Dataset entries:
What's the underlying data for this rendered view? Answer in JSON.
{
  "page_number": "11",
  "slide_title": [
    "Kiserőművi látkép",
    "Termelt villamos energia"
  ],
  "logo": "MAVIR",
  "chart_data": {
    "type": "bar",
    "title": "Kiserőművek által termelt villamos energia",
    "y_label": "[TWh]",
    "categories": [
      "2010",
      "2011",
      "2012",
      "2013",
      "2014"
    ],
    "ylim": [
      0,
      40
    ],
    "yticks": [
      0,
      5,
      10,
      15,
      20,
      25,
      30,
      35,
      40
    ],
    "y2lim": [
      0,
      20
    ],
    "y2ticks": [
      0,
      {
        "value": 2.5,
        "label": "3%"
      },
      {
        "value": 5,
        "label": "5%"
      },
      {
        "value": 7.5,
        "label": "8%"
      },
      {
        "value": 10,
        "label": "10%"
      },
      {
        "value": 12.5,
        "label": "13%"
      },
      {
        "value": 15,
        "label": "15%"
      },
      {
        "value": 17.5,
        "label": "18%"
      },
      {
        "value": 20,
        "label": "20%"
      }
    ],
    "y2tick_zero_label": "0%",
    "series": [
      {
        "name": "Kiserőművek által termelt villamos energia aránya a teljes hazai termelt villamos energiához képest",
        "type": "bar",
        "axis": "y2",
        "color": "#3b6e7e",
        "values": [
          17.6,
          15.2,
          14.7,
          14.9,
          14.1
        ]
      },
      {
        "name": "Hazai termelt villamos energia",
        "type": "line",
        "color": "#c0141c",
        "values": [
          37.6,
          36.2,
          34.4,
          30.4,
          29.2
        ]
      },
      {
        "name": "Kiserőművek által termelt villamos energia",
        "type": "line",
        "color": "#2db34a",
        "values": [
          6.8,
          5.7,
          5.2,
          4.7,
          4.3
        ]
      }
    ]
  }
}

What is required: In the records above, find the lines containing "type" and copy them.

Task output:
    "type": "bar",
        "type": "bar",
        "type": "line",
        "type": "line",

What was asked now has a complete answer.